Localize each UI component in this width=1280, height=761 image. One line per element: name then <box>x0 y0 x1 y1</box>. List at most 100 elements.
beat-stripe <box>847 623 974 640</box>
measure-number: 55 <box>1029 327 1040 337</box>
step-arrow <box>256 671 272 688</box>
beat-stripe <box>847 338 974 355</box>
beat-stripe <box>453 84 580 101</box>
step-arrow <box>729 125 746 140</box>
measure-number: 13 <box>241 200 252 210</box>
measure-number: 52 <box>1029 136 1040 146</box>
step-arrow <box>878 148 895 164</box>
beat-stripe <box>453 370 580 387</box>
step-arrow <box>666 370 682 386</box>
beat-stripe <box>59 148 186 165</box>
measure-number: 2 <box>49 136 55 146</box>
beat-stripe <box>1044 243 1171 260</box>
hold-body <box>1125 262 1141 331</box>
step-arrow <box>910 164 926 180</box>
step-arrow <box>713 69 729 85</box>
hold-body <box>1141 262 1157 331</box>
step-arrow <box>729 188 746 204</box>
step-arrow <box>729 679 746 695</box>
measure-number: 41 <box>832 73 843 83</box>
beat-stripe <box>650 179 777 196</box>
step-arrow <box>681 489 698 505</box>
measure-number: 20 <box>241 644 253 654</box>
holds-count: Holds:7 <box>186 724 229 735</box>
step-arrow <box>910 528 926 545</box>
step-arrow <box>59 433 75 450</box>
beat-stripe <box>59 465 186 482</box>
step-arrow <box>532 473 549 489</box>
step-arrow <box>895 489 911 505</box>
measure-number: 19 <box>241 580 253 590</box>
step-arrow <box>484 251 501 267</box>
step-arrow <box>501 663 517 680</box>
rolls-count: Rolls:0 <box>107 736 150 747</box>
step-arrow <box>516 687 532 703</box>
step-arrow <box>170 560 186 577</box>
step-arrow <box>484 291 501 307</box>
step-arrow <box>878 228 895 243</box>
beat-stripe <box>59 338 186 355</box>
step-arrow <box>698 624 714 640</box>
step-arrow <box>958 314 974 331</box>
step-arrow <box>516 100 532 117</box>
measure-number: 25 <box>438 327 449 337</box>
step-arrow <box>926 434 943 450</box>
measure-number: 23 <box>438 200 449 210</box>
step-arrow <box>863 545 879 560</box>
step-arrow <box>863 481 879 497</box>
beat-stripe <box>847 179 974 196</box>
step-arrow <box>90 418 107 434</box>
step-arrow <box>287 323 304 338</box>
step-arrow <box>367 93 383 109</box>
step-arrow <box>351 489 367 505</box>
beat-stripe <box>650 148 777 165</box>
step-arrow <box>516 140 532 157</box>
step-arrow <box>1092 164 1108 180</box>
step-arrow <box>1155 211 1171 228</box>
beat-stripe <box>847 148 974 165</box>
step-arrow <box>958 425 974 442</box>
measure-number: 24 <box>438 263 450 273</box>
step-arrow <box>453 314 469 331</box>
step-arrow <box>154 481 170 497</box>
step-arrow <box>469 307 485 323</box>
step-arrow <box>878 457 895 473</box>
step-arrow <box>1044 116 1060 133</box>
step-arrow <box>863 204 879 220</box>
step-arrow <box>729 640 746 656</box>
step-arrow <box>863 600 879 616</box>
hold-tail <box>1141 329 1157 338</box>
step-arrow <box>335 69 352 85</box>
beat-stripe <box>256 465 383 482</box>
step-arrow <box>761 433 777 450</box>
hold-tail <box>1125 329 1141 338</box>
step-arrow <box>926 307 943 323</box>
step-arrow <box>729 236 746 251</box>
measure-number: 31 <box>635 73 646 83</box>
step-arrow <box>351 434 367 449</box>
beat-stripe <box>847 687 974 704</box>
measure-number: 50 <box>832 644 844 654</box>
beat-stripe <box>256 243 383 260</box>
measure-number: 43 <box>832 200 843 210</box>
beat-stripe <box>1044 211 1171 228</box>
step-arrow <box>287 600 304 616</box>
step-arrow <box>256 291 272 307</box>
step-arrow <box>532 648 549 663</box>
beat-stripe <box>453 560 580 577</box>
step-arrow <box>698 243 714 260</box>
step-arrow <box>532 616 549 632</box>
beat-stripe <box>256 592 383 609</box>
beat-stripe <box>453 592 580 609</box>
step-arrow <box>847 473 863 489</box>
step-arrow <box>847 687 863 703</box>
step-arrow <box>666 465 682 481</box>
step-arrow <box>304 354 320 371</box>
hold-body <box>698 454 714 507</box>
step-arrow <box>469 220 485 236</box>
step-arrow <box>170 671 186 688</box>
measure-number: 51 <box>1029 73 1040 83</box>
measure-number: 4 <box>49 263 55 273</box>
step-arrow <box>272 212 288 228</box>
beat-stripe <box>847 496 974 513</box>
####################
▸ The exercise: Rewrite the records above, replacing every "hold-body" with "hold-trail" and leaving everything else unchanged.

▸ Written solution:
Localize each UI component in this width=1280, height=761 image. One line per element: name then <box>x0 y0 x1 y1</box>. List at most 100 elements.
beat-stripe <box>847 623 974 640</box>
measure-number: 55 <box>1029 327 1040 337</box>
step-arrow <box>256 671 272 688</box>
beat-stripe <box>847 338 974 355</box>
beat-stripe <box>453 84 580 101</box>
step-arrow <box>729 125 746 140</box>
measure-number: 13 <box>241 200 252 210</box>
measure-number: 52 <box>1029 136 1040 146</box>
step-arrow <box>878 148 895 164</box>
beat-stripe <box>453 370 580 387</box>
step-arrow <box>666 370 682 386</box>
beat-stripe <box>59 148 186 165</box>
measure-number: 2 <box>49 136 55 146</box>
beat-stripe <box>1044 243 1171 260</box>
hold-trail <box>1125 262 1141 331</box>
step-arrow <box>910 164 926 180</box>
step-arrow <box>713 69 729 85</box>
hold-trail <box>1141 262 1157 331</box>
step-arrow <box>729 188 746 204</box>
step-arrow <box>729 679 746 695</box>
measure-number: 41 <box>832 73 843 83</box>
beat-stripe <box>650 179 777 196</box>
step-arrow <box>681 489 698 505</box>
measure-number: 20 <box>241 644 253 654</box>
holds-count: Holds:7 <box>186 724 229 735</box>
step-arrow <box>910 528 926 545</box>
step-arrow <box>59 433 75 450</box>
beat-stripe <box>59 465 186 482</box>
step-arrow <box>532 473 549 489</box>
step-arrow <box>895 489 911 505</box>
measure-number: 19 <box>241 580 253 590</box>
step-arrow <box>484 251 501 267</box>
step-arrow <box>501 663 517 680</box>
rolls-count: Rolls:0 <box>107 736 150 747</box>
step-arrow <box>516 687 532 703</box>
step-arrow <box>170 560 186 577</box>
step-arrow <box>484 291 501 307</box>
step-arrow <box>878 228 895 243</box>
beat-stripe <box>59 338 186 355</box>
step-arrow <box>698 624 714 640</box>
step-arrow <box>958 314 974 331</box>
step-arrow <box>516 100 532 117</box>
measure-number: 25 <box>438 327 449 337</box>
step-arrow <box>926 434 943 450</box>
measure-number: 23 <box>438 200 449 210</box>
step-arrow <box>863 545 879 560</box>
step-arrow <box>863 481 879 497</box>
beat-stripe <box>847 179 974 196</box>
step-arrow <box>90 418 107 434</box>
step-arrow <box>287 323 304 338</box>
step-arrow <box>367 93 383 109</box>
step-arrow <box>351 489 367 505</box>
beat-stripe <box>650 148 777 165</box>
step-arrow <box>516 140 532 157</box>
step-arrow <box>1092 164 1108 180</box>
step-arrow <box>1155 211 1171 228</box>
beat-stripe <box>847 148 974 165</box>
step-arrow <box>958 425 974 442</box>
measure-number: 24 <box>438 263 450 273</box>
step-arrow <box>453 314 469 331</box>
step-arrow <box>154 481 170 497</box>
step-arrow <box>469 307 485 323</box>
step-arrow <box>878 457 895 473</box>
step-arrow <box>1044 116 1060 133</box>
step-arrow <box>863 204 879 220</box>
step-arrow <box>729 640 746 656</box>
step-arrow <box>863 600 879 616</box>
hold-tail <box>1141 329 1157 338</box>
step-arrow <box>335 69 352 85</box>
beat-stripe <box>256 465 383 482</box>
step-arrow <box>761 433 777 450</box>
hold-tail <box>1125 329 1141 338</box>
step-arrow <box>926 307 943 323</box>
step-arrow <box>729 236 746 251</box>
measure-number: 31 <box>635 73 646 83</box>
step-arrow <box>351 434 367 449</box>
beat-stripe <box>847 687 974 704</box>
measure-number: 50 <box>832 644 844 654</box>
beat-stripe <box>256 243 383 260</box>
measure-number: 43 <box>832 200 843 210</box>
beat-stripe <box>1044 211 1171 228</box>
step-arrow <box>287 600 304 616</box>
step-arrow <box>256 291 272 307</box>
step-arrow <box>532 648 549 663</box>
beat-stripe <box>453 560 580 577</box>
step-arrow <box>698 243 714 260</box>
step-arrow <box>532 616 549 632</box>
beat-stripe <box>256 592 383 609</box>
beat-stripe <box>453 592 580 609</box>
step-arrow <box>847 473 863 489</box>
step-arrow <box>847 687 863 703</box>
step-arrow <box>666 465 682 481</box>
step-arrow <box>304 354 320 371</box>
hold-trail <box>698 454 714 507</box>
step-arrow <box>469 220 485 236</box>
step-arrow <box>170 671 186 688</box>
measure-number: 51 <box>1029 73 1040 83</box>
measure-number: 4 <box>49 263 55 273</box>
step-arrow <box>272 212 288 228</box>
beat-stripe <box>847 496 974 513</box>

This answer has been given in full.